Énoncé A
Résumez plus brièvement le paragraphe de l'extrait ci-dessous qui commence par « La Grande-Bretagne retira son soutien », en gardant ses faits principaux, s'il vous plaît.

Une fois le régime de Khomeini au pouvoir, le 11 février 1979, Londres alla jusqu’à l’armer et fut même de connivence avec lui, le considérant comme un rempart contre l’URSS
L’ayatollah Rouhollah Khomeini arrive à Téhéran après son retour d’exil, le 1er février 1979 (AFP)

Il y a quarante ans ce mois-ci, la révolution iranienne secouait le Moyen-Orient, renversant le client de l’Occident, le shah Mohammad Reza Pahlavi, et amenant au pouvoir le régime islamique de l’ayatollah Rouhollah Khomeini. 

Alors que l’Iran constitue aujourd’hui le plus grand défi pour la puissance occidentale au Moyen-Orient, les relations de la Grande-Bretagne avec l’Iran islamique n’ont pas toujours été si hostiles.

La Grande-Bretagne retira son soutien au shah avant la révolution de 1979, cherchant à s’attirer les faveurs des forces de l’opposition iranienne menées par Khomeini. Une fois le régime de ce dernier au pouvoir, Whitehall (le gouvernement britannique) alla jusqu’à l’armer, et fut même de connivence avec lui, le considérant comme un rempart contre l’Union soviétique.

Énoncé B
Affichez telles quelles les lignes des entrées ci-dessous, de la toute première ligne jusqu'à celle qui contient « 512, 376, 514] », les deux bornes comprises.

Données enregistrées
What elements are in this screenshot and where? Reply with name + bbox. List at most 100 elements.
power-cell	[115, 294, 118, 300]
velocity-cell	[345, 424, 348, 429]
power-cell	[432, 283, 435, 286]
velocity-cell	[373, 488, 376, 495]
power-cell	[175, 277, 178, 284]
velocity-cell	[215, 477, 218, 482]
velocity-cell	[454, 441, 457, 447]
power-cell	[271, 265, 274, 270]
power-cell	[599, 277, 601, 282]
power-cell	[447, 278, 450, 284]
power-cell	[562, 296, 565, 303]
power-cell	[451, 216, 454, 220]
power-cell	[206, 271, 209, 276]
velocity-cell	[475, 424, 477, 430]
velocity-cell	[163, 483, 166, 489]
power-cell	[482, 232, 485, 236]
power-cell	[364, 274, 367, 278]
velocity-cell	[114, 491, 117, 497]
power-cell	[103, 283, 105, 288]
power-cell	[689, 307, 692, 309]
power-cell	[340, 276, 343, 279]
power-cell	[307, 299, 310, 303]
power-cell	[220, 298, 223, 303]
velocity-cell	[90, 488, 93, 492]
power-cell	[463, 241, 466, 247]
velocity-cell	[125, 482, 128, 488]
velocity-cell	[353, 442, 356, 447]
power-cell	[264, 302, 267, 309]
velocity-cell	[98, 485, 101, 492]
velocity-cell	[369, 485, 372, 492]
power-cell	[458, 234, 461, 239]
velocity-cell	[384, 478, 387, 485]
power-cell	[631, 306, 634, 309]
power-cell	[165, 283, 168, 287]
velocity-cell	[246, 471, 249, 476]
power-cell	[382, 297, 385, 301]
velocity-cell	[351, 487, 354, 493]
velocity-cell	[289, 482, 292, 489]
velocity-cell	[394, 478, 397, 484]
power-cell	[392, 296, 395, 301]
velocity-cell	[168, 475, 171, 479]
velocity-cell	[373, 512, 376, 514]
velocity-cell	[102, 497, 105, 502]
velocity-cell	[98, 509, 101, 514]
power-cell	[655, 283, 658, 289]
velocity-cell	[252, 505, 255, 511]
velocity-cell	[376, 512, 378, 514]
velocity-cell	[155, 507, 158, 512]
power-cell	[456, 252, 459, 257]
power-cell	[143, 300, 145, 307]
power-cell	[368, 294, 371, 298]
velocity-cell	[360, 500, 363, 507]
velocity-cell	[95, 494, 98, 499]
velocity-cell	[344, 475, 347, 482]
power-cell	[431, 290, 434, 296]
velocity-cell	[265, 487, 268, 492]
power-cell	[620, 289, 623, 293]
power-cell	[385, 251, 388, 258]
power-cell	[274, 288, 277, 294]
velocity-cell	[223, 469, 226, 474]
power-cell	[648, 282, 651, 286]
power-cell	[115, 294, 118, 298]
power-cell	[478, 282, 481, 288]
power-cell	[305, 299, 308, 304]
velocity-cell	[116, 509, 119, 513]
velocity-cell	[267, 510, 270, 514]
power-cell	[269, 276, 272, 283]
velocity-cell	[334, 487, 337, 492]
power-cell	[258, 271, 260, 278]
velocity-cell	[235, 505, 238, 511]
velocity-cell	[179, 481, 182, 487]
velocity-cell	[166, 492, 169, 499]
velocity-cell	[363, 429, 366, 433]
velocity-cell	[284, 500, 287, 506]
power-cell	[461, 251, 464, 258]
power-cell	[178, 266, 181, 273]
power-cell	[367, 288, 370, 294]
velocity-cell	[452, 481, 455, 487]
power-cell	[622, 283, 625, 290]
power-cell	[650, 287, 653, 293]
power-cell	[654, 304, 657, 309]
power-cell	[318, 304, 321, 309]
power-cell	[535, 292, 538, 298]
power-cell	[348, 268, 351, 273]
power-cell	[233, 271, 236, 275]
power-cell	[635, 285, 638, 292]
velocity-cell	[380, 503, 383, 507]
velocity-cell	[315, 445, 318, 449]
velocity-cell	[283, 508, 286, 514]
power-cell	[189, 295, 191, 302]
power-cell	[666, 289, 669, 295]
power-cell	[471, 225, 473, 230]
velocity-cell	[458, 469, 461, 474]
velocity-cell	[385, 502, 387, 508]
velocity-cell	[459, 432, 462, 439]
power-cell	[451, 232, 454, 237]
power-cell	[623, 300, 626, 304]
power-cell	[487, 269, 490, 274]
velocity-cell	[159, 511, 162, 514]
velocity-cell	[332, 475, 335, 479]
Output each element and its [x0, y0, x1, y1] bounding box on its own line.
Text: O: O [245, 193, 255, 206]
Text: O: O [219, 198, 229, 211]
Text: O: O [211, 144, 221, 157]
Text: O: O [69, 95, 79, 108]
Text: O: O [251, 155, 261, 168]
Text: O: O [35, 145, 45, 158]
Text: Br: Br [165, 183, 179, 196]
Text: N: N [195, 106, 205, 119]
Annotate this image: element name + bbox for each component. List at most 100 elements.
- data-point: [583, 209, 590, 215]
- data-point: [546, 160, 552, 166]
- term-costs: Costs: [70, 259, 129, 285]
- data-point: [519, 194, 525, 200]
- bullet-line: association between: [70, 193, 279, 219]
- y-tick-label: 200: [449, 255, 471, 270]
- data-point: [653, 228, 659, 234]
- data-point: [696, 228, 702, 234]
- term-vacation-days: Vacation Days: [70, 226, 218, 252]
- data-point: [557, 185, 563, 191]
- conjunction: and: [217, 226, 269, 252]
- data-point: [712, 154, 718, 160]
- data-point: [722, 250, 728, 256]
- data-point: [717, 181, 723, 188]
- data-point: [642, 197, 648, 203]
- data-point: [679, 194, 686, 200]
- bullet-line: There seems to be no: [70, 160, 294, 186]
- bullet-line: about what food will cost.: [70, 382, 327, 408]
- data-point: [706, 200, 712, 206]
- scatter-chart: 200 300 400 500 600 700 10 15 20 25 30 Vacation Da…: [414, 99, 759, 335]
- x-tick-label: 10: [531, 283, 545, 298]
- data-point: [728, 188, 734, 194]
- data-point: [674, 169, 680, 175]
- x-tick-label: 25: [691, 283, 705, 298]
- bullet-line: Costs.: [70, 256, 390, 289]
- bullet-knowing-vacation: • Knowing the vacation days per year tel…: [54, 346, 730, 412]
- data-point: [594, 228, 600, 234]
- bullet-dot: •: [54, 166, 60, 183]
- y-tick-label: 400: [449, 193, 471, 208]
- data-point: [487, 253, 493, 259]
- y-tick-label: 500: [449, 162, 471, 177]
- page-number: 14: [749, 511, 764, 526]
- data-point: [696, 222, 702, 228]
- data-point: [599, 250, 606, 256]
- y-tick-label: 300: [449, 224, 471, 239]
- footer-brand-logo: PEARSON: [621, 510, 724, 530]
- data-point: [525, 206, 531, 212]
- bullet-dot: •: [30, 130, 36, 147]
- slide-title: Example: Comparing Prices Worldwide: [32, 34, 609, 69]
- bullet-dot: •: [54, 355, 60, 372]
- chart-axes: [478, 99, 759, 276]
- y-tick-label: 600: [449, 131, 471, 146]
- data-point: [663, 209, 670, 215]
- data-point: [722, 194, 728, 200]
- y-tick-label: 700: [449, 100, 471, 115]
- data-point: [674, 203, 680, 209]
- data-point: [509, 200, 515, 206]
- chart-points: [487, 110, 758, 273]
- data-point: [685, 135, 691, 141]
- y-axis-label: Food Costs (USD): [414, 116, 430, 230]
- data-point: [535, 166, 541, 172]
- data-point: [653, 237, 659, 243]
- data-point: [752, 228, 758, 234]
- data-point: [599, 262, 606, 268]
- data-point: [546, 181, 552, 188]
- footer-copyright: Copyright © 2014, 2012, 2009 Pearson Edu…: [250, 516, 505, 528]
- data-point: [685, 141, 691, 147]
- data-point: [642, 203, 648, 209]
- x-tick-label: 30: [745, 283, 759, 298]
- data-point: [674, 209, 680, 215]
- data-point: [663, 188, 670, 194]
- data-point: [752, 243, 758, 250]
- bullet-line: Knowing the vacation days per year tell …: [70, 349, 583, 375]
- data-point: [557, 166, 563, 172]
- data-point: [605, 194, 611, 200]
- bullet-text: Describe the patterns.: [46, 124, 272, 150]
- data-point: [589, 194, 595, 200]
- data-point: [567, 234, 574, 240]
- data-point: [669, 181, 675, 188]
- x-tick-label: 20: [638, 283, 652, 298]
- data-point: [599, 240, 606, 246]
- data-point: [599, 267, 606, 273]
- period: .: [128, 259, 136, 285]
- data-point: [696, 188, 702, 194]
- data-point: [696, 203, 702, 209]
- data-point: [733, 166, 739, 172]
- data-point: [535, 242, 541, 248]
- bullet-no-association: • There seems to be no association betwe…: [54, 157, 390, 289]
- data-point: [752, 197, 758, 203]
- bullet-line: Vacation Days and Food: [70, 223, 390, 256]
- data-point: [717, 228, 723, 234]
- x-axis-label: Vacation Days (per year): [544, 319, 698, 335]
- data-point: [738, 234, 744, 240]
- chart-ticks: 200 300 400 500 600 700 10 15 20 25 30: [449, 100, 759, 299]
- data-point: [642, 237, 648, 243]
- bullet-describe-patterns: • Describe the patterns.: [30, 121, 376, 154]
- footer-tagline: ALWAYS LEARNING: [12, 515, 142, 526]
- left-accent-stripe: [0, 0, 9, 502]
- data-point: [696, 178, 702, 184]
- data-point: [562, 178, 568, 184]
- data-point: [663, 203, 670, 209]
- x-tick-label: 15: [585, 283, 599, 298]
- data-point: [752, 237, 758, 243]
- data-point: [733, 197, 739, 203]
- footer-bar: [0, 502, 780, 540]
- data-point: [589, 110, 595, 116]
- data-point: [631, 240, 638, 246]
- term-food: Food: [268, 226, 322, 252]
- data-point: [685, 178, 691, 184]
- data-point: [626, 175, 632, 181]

Résultat final A
Avant la révolution de 1979, la Grande-Bretagne cessa de soutenir le shah pour gagner les faveurs de l'opposition iranienne menée par Khomeini. Une fois le régime de ce dernier au pouvoir, Whitehall alla jusqu'à l'armer et fut de connivence avec lui, y voyant un rempart contre l'Union soviétique.

Résultat final B
What elements are in this screenshot and where? Reply with name + bbox. List at most 100 elements.
power-cell	[115, 294, 118, 300]
velocity-cell	[345, 424, 348, 429]
power-cell	[432, 283, 435, 286]
velocity-cell	[373, 488, 376, 495]
power-cell	[175, 277, 178, 284]
velocity-cell	[215, 477, 218, 482]
velocity-cell	[454, 441, 457, 447]
power-cell	[271, 265, 274, 270]
power-cell	[599, 277, 601, 282]
power-cell	[447, 278, 450, 284]
power-cell	[562, 296, 565, 303]
power-cell	[451, 216, 454, 220]
power-cell	[206, 271, 209, 276]
velocity-cell	[475, 424, 477, 430]
velocity-cell	[163, 483, 166, 489]
power-cell	[482, 232, 485, 236]
power-cell	[364, 274, 367, 278]
velocity-cell	[114, 491, 117, 497]
power-cell	[103, 283, 105, 288]
power-cell	[689, 307, 692, 309]
power-cell	[340, 276, 343, 279]
power-cell	[307, 299, 310, 303]
power-cell	[220, 298, 223, 303]
velocity-cell	[90, 488, 93, 492]
power-cell	[463, 241, 466, 247]
velocity-cell	[125, 482, 128, 488]
velocity-cell	[353, 442, 356, 447]
power-cell	[264, 302, 267, 309]
velocity-cell	[98, 485, 101, 492]
velocity-cell	[369, 485, 372, 492]
power-cell	[458, 234, 461, 239]
velocity-cell	[384, 478, 387, 485]
power-cell	[631, 306, 634, 309]
power-cell	[165, 283, 168, 287]
velocity-cell	[246, 471, 249, 476]
power-cell	[382, 297, 385, 301]
velocity-cell	[351, 487, 354, 493]
velocity-cell	[289, 482, 292, 489]
velocity-cell	[394, 478, 397, 484]
power-cell	[392, 296, 395, 301]
velocity-cell	[168, 475, 171, 479]
velocity-cell	[373, 512, 376, 514]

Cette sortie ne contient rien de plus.